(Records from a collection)

◆ ◆ ◆ ◆ ◆

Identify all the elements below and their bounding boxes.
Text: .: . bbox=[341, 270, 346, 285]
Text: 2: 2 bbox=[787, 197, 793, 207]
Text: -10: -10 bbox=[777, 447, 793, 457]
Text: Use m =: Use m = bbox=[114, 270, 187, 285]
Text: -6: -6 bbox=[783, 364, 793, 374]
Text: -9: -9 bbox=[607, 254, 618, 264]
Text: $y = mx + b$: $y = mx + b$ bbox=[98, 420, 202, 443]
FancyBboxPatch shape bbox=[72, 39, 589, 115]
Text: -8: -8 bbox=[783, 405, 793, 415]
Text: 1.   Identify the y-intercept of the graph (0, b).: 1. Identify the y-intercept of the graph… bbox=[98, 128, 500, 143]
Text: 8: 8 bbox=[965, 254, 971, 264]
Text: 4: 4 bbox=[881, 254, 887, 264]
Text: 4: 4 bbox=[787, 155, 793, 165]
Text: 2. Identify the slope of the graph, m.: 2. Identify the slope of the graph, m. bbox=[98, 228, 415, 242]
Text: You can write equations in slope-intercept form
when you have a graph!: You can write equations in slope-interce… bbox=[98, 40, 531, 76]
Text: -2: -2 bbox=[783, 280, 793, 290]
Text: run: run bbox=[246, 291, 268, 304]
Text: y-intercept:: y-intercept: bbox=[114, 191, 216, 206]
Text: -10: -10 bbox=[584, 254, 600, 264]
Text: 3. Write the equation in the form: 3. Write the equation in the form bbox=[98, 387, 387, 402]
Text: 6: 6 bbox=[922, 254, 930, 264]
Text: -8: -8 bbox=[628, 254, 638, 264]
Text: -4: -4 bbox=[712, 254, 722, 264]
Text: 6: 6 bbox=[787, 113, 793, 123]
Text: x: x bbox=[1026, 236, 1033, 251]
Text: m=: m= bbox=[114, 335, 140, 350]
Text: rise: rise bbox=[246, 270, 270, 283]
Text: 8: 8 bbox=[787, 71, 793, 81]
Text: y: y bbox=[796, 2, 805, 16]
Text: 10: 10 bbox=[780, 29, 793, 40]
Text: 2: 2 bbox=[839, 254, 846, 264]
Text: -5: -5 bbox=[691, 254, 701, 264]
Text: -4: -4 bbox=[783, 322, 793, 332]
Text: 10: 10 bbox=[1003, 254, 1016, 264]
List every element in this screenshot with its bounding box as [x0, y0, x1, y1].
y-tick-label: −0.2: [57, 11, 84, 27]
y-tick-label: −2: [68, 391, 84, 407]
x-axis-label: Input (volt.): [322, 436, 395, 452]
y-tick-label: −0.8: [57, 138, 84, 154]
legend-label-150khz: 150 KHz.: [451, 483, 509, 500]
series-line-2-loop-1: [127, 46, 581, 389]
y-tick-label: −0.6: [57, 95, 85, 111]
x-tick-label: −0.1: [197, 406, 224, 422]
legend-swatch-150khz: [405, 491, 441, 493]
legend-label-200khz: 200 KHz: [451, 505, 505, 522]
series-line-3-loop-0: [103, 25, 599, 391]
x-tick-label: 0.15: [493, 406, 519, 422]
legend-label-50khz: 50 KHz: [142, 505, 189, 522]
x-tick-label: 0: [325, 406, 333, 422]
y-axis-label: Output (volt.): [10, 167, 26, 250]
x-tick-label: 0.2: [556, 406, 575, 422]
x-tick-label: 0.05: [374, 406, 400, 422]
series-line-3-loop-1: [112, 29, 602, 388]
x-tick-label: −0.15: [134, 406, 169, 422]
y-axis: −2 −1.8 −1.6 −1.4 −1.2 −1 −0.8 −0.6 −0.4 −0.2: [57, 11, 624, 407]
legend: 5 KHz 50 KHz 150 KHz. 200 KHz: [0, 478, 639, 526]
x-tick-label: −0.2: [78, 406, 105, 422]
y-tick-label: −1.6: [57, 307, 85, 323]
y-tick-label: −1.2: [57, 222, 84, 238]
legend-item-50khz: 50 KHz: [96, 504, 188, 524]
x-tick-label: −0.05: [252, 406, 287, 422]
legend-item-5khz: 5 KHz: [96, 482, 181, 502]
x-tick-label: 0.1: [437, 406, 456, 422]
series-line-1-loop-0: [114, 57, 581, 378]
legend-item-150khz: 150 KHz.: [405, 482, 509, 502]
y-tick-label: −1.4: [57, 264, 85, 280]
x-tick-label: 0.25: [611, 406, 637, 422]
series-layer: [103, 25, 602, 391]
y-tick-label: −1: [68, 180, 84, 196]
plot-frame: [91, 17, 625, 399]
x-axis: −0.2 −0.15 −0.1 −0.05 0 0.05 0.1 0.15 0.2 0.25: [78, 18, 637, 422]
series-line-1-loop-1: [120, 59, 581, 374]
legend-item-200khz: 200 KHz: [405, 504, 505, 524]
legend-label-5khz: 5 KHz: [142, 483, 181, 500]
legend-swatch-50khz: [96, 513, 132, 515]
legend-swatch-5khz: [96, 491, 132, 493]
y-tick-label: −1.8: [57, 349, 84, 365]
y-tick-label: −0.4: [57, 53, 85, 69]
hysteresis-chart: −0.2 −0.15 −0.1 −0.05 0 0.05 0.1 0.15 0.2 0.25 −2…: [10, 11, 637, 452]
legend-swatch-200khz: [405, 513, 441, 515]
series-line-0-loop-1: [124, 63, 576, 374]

◆ ◆ ◆ ◆ ◆

TASK OBJECTIVE: Can you write out all of the lines above again, replacing every "slope" with "gradient" and leaving everything else unchanged?

EXERCISE RESULT:
Identify all the elements below and their bounding boxes.
Text: .: . bbox=[341, 270, 346, 285]
Text: 2: 2 bbox=[787, 197, 793, 207]
Text: -10: -10 bbox=[777, 447, 793, 457]
Text: Use m =: Use m = bbox=[114, 270, 187, 285]
Text: -6: -6 bbox=[783, 364, 793, 374]
Text: -9: -9 bbox=[607, 254, 618, 264]
Text: $y = mx + b$: $y = mx + b$ bbox=[98, 420, 202, 443]
FancyBboxPatch shape bbox=[72, 39, 589, 115]
Text: -8: -8 bbox=[783, 405, 793, 415]
Text: 1.   Identify the y-intercept of the graph (0, b).: 1. Identify the y-intercept of the graph… bbox=[98, 128, 500, 143]
Text: 8: 8 bbox=[965, 254, 971, 264]
Text: 4: 4 bbox=[881, 254, 887, 264]
Text: 4: 4 bbox=[787, 155, 793, 165]
Text: 2. Identify the gradient of the graph, m.: 2. Identify the gradient of the graph, m. bbox=[98, 228, 415, 242]
Text: You can write equations in gradient-intercept form
when you have a graph!: You can write equations in gradient-interce… bbox=[98, 40, 531, 76]
Text: -2: -2 bbox=[783, 280, 793, 290]
Text: run: run bbox=[246, 291, 268, 304]
Text: y-intercept:: y-intercept: bbox=[114, 191, 216, 206]
Text: -10: -10 bbox=[584, 254, 600, 264]
Text: 3. Write the equation in the form: 3. Write the equation in the form bbox=[98, 387, 387, 402]
Text: 6: 6 bbox=[922, 254, 930, 264]
Text: -8: -8 bbox=[628, 254, 638, 264]
Text: -4: -4 bbox=[712, 254, 722, 264]
Text: 6: 6 bbox=[787, 113, 793, 123]
Text: x: x bbox=[1026, 236, 1033, 251]
Text: m=: m= bbox=[114, 335, 140, 350]
Text: rise: rise bbox=[246, 270, 270, 283]
Text: 8: 8 bbox=[787, 71, 793, 81]
Text: y: y bbox=[796, 2, 805, 16]
Text: 10: 10 bbox=[780, 29, 793, 40]
Text: 2: 2 bbox=[839, 254, 846, 264]
Text: -5: -5 bbox=[691, 254, 701, 264]
Text: -4: -4 bbox=[783, 322, 793, 332]
Text: 10: 10 bbox=[1003, 254, 1016, 264]
List every element in this screenshot with its bounding box as [x0, y0, x1, y1].
y-tick-label: −0.2: [57, 11, 84, 27]
y-tick-label: −2: [68, 391, 84, 407]
x-axis-label: Input (volt.): [322, 436, 395, 452]
y-tick-label: −0.8: [57, 138, 84, 154]
legend-label-150khz: 150 KHz.: [451, 483, 509, 500]
series-line-2-loop-1: [127, 46, 581, 389]
y-tick-label: −0.6: [57, 95, 85, 111]
x-tick-label: −0.1: [197, 406, 224, 422]
legend-swatch-150khz: [405, 491, 441, 493]
legend-label-200khz: 200 KHz: [451, 505, 505, 522]
series-line-3-loop-0: [103, 25, 599, 391]
x-tick-label: 0.15: [493, 406, 519, 422]
legend-label-50khz: 50 KHz: [142, 505, 189, 522]
x-tick-label: 0: [325, 406, 333, 422]
y-axis-label: Output (volt.): [10, 167, 26, 250]
x-tick-label: 0.2: [556, 406, 575, 422]
x-tick-label: 0.05: [374, 406, 400, 422]
series-line-3-loop-1: [112, 29, 602, 388]
x-tick-label: −0.15: [134, 406, 169, 422]
y-axis: −2 −1.8 −1.6 −1.4 −1.2 −1 −0.8 −0.6 −0.4 −0.2: [57, 11, 624, 407]
legend: 5 KHz 50 KHz 150 KHz. 200 KHz: [0, 478, 639, 526]
x-tick-label: −0.2: [78, 406, 105, 422]
y-tick-label: −1.6: [57, 307, 85, 323]
y-tick-label: −1.2: [57, 222, 84, 238]
legend-item-50khz: 50 KHz: [96, 504, 188, 524]
x-tick-label: −0.05: [252, 406, 287, 422]
legend-item-5khz: 5 KHz: [96, 482, 181, 502]
x-tick-label: 0.1: [437, 406, 456, 422]
series-line-1-loop-0: [114, 57, 581, 378]
legend-item-150khz: 150 KHz.: [405, 482, 509, 502]
y-tick-label: −1.4: [57, 264, 85, 280]
x-tick-label: 0.25: [611, 406, 637, 422]
series-layer: [103, 25, 602, 391]
y-tick-label: −1: [68, 180, 84, 196]
plot-frame: [91, 17, 625, 399]
x-axis: −0.2 −0.15 −0.1 −0.05 0 0.05 0.1 0.15 0.2 0.25: [78, 18, 637, 422]
series-line-1-loop-1: [120, 59, 581, 374]
legend-item-200khz: 200 KHz: [405, 504, 505, 524]
legend-label-5khz: 5 KHz: [142, 483, 181, 500]
legend-swatch-50khz: [96, 513, 132, 515]
legend-swatch-5khz: [96, 491, 132, 493]
y-tick-label: −1.8: [57, 349, 84, 365]
y-tick-label: −0.4: [57, 53, 85, 69]
hysteresis-chart: −0.2 −0.15 −0.1 −0.05 0 0.05 0.1 0.15 0.2 0.25 −2…: [10, 11, 637, 452]
legend-swatch-200khz: [405, 513, 441, 515]
series-line-0-loop-1: [124, 63, 576, 374]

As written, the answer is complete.